GOAL
Can you print, character for character, the rows that open with the one containing "- candle-body: [182, 181, 185, 186]" and close with the one containing "- candle-body: [450, 232, 453, 235]", including both of those rows?

INFORMATION SUPPLIED
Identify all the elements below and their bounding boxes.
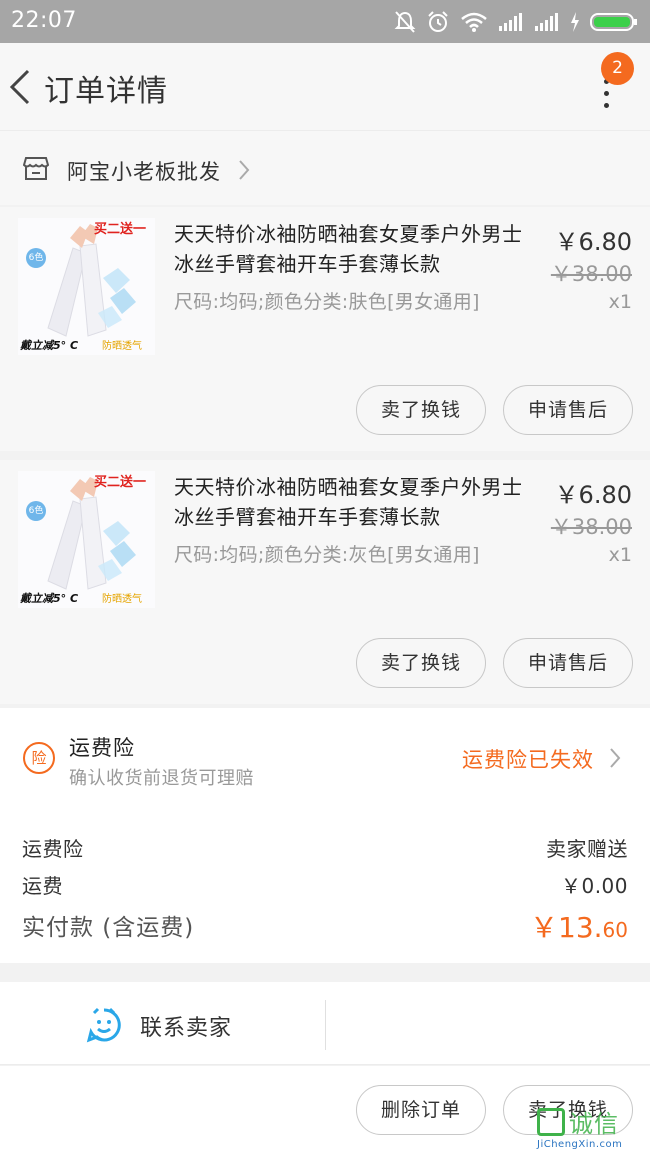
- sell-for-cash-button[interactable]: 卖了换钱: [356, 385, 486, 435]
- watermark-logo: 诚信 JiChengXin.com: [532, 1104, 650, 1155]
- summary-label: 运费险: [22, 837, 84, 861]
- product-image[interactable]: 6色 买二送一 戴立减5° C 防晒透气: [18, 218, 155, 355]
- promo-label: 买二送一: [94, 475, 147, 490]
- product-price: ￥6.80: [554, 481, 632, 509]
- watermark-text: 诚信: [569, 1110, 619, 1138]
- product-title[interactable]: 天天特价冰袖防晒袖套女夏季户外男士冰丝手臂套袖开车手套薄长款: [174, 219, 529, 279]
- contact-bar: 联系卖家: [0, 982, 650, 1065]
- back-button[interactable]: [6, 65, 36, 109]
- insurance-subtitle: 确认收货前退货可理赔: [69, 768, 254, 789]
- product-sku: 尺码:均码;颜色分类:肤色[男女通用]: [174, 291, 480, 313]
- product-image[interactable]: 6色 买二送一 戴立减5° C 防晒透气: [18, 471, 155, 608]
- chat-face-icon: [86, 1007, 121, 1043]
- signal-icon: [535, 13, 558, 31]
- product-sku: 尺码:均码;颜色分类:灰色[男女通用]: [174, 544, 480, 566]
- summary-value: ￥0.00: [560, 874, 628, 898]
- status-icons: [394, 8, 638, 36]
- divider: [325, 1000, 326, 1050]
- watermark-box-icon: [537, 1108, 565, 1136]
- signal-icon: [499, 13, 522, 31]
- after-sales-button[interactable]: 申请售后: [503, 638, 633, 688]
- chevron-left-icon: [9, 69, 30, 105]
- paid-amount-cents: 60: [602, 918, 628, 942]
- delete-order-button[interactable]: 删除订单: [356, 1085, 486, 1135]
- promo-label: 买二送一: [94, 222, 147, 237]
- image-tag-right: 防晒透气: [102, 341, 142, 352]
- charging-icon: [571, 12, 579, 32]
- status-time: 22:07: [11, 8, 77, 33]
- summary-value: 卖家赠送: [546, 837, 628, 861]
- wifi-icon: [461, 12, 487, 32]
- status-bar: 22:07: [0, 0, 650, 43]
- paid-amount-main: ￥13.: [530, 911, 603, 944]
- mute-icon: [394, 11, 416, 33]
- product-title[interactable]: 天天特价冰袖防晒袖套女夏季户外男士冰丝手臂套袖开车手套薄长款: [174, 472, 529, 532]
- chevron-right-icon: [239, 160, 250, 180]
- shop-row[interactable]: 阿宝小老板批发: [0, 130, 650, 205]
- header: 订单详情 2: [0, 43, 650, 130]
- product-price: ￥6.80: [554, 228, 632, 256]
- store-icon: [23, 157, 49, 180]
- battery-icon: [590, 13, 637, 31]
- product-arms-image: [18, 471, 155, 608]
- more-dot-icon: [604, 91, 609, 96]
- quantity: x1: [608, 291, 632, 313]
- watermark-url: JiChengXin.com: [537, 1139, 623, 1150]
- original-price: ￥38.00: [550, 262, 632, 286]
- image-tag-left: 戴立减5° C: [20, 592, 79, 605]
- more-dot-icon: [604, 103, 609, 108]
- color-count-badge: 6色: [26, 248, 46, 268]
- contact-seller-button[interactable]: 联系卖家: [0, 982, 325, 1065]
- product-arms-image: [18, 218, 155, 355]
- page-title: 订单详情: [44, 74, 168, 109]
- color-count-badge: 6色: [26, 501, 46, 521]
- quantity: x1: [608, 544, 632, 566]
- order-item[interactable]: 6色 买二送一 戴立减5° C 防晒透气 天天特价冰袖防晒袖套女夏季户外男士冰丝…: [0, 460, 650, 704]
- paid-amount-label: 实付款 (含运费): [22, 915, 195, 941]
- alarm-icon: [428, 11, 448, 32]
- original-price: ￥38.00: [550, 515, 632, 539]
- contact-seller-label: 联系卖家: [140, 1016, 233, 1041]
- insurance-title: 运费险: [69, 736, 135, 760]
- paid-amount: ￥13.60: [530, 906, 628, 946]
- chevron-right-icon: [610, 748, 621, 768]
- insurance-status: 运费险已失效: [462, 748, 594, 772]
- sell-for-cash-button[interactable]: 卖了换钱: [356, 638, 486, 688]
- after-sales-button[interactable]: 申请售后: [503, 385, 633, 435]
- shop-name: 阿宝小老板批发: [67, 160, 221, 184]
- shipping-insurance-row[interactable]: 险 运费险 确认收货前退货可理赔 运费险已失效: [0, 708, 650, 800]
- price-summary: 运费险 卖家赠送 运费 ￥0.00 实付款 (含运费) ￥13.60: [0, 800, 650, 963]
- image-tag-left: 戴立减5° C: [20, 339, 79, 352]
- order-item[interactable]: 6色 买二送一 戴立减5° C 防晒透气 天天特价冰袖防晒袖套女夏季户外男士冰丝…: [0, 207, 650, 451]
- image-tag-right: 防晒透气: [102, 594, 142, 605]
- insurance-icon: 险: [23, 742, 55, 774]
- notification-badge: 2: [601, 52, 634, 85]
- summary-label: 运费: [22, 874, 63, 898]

==

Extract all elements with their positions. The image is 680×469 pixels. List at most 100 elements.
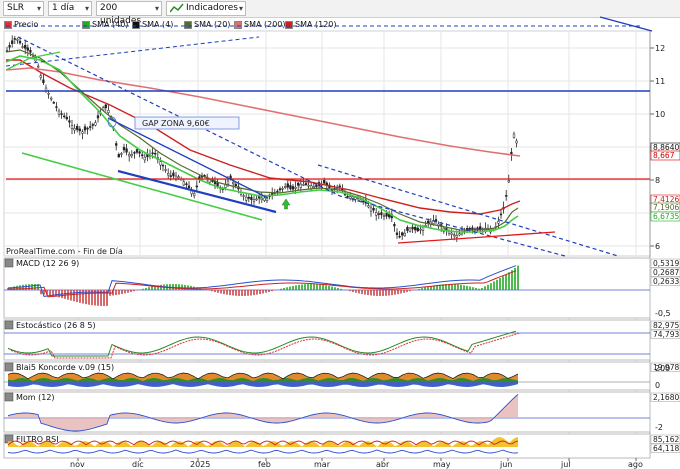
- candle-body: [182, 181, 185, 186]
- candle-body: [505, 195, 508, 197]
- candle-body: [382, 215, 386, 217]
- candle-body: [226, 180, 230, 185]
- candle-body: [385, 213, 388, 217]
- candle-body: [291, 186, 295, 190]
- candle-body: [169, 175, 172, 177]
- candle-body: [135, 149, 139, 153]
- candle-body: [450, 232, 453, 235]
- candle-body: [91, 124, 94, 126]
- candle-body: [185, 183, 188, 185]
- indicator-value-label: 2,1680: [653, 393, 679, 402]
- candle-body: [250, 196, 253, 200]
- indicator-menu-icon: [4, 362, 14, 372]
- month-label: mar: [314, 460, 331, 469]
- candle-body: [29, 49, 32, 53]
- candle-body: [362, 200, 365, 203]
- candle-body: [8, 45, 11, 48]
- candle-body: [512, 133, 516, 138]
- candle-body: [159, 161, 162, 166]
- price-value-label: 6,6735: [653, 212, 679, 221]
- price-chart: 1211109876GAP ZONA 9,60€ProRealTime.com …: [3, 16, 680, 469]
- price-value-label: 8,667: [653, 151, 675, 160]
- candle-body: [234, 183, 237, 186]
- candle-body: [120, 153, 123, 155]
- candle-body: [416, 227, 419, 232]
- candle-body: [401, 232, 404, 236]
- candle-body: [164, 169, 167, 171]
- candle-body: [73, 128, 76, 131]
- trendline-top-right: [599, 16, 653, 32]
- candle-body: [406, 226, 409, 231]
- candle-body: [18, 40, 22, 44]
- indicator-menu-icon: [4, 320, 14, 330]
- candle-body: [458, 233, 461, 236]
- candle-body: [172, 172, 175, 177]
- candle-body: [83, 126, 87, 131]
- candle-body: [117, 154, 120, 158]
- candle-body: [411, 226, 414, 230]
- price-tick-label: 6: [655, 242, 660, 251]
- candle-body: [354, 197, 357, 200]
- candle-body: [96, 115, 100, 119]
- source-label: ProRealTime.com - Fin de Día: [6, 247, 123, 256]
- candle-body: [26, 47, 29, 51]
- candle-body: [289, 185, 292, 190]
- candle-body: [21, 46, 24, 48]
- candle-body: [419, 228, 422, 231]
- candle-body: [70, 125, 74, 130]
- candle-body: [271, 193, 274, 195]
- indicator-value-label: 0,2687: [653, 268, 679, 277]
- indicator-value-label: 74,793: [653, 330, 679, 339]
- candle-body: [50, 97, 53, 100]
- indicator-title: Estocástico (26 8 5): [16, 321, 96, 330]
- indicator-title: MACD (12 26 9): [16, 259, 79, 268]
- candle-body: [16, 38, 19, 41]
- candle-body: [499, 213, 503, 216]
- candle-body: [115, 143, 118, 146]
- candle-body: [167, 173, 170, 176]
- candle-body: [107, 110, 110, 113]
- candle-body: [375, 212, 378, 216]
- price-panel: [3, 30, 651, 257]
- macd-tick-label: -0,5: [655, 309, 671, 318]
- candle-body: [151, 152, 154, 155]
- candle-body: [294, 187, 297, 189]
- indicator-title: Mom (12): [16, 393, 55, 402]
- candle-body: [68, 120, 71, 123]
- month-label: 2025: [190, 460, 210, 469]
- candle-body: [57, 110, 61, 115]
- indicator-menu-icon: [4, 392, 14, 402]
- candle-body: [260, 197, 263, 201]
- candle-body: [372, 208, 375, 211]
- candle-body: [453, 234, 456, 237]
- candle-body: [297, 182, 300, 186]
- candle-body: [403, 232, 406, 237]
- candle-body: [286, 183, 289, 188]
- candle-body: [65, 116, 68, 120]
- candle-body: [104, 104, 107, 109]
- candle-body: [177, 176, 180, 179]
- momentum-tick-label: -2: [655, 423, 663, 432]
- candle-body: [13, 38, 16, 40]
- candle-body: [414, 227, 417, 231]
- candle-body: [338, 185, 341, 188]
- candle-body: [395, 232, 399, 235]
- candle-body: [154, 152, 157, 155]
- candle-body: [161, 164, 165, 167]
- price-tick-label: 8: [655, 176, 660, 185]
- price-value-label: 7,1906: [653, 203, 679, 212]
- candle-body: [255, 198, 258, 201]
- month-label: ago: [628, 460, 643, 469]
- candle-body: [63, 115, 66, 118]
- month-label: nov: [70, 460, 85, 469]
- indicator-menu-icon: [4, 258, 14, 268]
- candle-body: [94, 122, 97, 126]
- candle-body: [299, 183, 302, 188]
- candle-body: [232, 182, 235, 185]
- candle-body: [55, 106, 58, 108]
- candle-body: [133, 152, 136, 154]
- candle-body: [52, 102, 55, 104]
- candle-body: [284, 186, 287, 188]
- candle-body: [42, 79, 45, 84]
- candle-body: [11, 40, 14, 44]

THE COMPLETED TASK
- candle-body: [182, 181, 185, 186]
- candle-body: [505, 195, 508, 197]
- candle-body: [382, 215, 386, 217]
- candle-body: [226, 180, 230, 185]
- candle-body: [385, 213, 388, 217]
- candle-body: [291, 186, 295, 190]
- candle-body: [169, 175, 172, 177]
- candle-body: [135, 149, 139, 153]
- candle-body: [450, 232, 453, 235]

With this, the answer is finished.